• **DESCRIPTION OF THE TASK**: Everything from the line holding "Type out the text in this image." to the end of the listing below should be copied exactly, line for line, minus the pictures.

┌──

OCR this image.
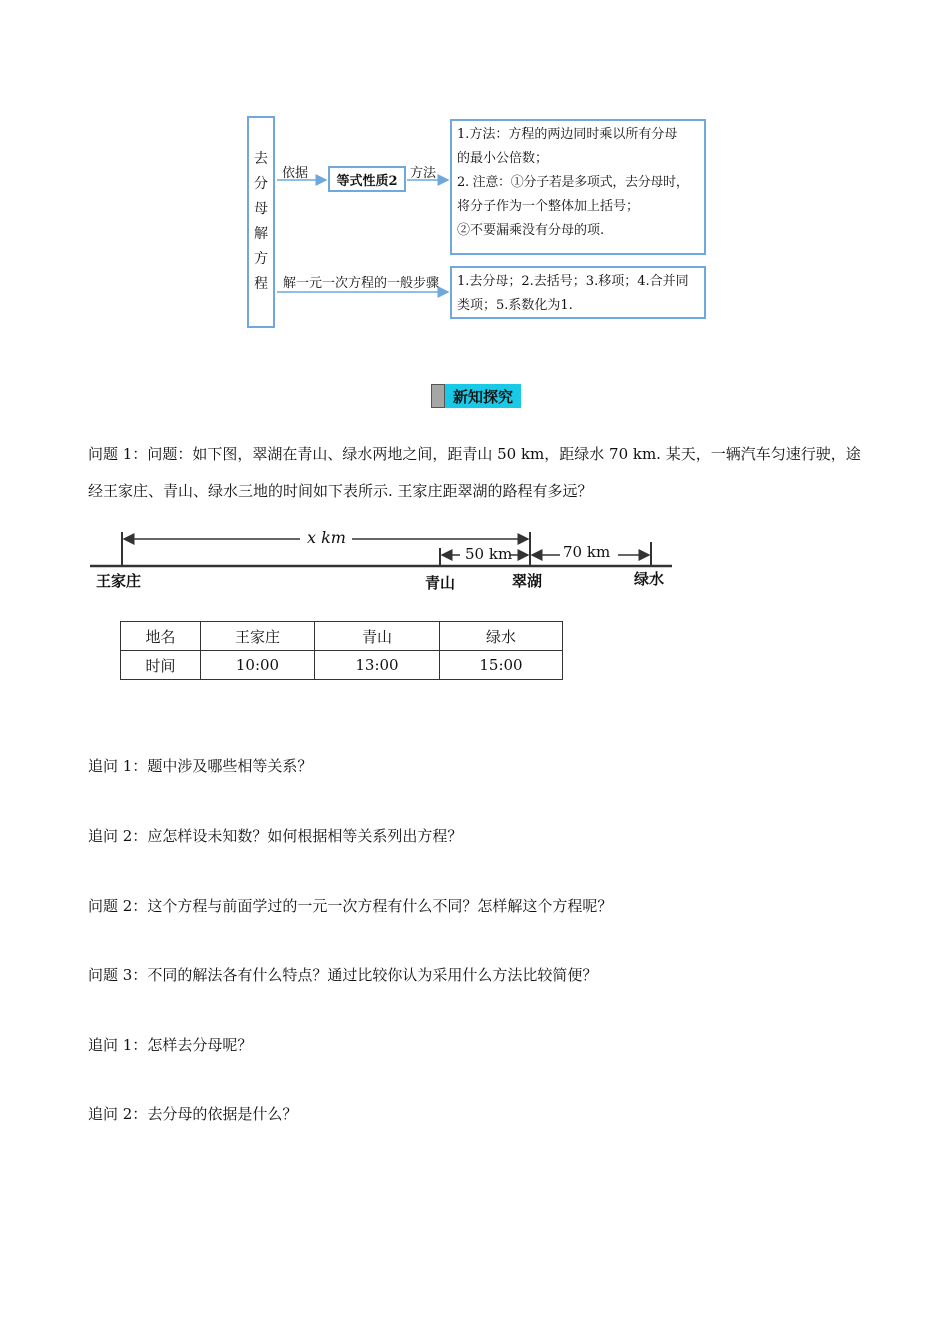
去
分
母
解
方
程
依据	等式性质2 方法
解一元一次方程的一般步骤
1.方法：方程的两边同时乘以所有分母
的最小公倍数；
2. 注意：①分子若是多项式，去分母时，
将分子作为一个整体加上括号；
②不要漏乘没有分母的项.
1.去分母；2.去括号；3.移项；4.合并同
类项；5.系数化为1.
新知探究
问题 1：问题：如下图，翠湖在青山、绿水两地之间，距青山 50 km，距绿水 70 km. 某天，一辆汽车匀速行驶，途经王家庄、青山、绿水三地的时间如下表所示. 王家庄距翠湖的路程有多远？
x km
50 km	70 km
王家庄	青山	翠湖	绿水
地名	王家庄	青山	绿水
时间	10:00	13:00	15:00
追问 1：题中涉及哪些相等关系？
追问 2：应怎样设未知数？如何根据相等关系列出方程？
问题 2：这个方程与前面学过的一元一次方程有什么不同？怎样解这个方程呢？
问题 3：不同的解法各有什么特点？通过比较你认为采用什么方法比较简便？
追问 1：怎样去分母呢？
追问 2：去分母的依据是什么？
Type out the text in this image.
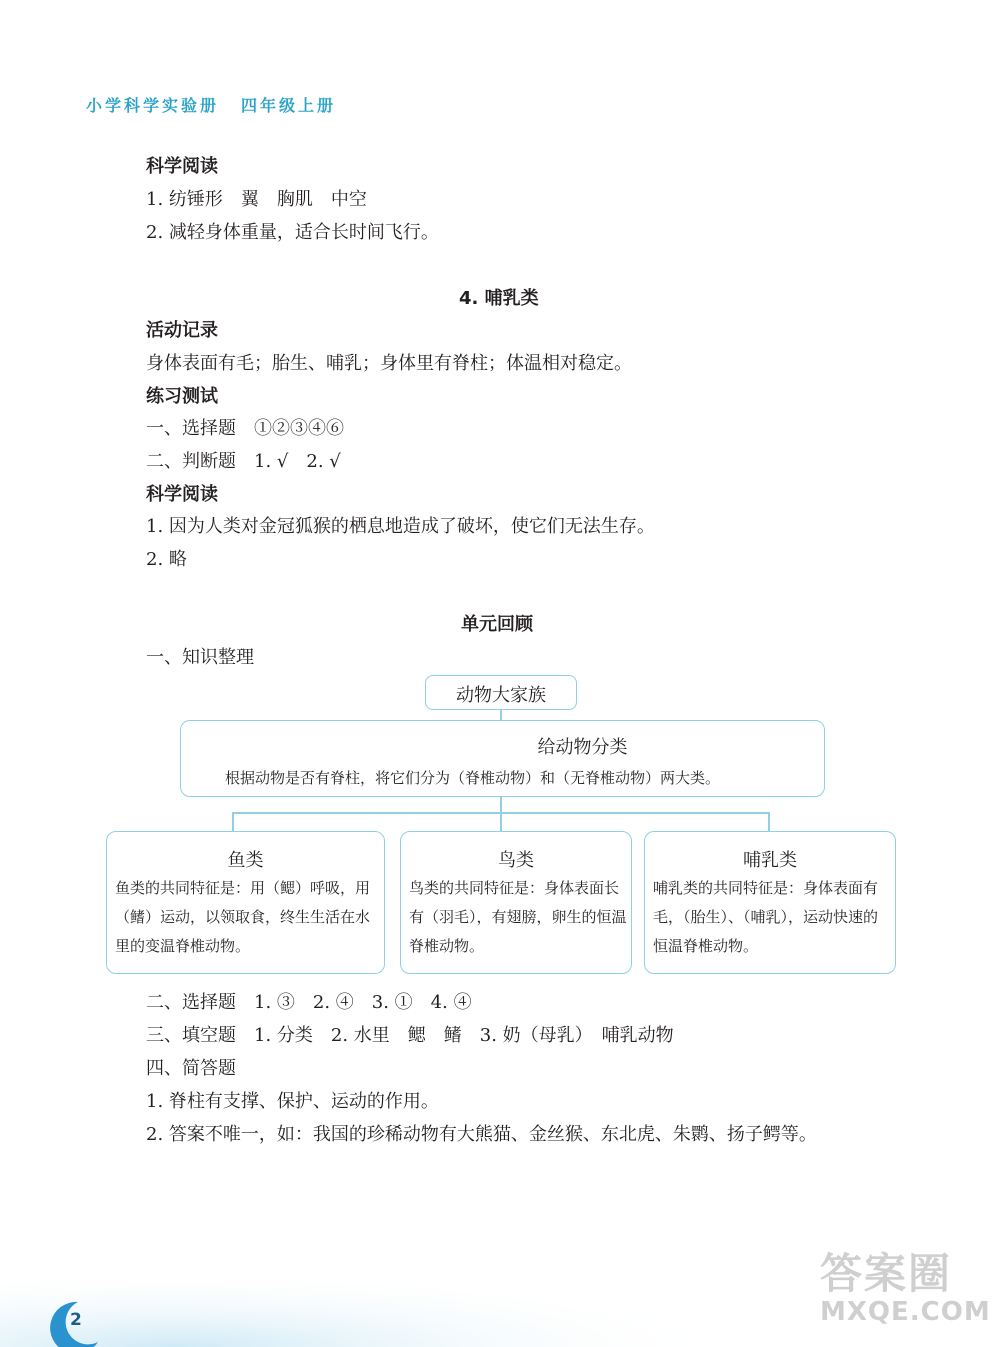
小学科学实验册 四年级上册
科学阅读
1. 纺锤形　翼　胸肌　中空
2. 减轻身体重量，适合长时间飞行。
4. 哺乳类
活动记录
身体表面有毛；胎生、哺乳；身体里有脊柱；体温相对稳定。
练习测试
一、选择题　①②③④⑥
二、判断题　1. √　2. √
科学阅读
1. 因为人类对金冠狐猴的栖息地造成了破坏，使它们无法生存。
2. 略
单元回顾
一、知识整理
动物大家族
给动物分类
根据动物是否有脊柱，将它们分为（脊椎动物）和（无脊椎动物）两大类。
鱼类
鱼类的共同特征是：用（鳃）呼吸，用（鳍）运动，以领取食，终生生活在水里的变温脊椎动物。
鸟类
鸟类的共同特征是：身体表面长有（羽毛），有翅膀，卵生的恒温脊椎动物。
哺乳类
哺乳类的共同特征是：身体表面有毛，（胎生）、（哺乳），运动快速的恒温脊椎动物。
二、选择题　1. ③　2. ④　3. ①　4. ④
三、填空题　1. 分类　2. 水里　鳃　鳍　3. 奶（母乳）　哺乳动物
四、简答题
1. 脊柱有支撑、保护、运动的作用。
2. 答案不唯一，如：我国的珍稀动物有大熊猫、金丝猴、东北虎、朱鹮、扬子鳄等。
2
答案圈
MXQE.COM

└──

• **WRITTEN RESPONSE**:
Type out the text in this image.
小学科学实验册 四年级上册
科学阅读
1. 纺锤形　翼　胸肌　中空
2. 减轻身体重量，适合长时间飞行。
4. 哺乳类
活动记录
身体表面有毛；胎生、哺乳；身体里有脊柱；体温相对稳定。
练习测试
一、选择题　①②③④⑥
二、判断题　1. √　2. √
科学阅读
1. 因为人类对金冠狐猴的栖息地造成了破坏，使它们无法生存。
2. 略
单元回顾
一、知识整理
动物大家族
给动物分类
根据动物是否有脊柱，将它们分为（脊椎动物）和（无脊椎动物）两大类。
鱼类
鱼类的共同特征是：用（鳃）呼吸，用（鳍）运动，以领取食，终生生活在水里的变温脊椎动物。
鸟类
鸟类的共同特征是：身体表面长有（羽毛），有翅膀，卵生的恒温脊椎动物。
哺乳类
哺乳类的共同特征是：身体表面有毛，（胎生）、（哺乳），运动快速的恒温脊椎动物。
二、选择题　1. ③　2. ④　3. ①　4. ④
三、填空题　1. 分类　2. 水里　鳃　鳍　3. 奶（母乳）　哺乳动物
四、简答题
1. 脊柱有支撑、保护、运动的作用。
2. 答案不唯一，如：我国的珍稀动物有大熊猫、金丝猴、东北虎、朱鹮、扬子鳄等。
2
答案圈
MXQE.COM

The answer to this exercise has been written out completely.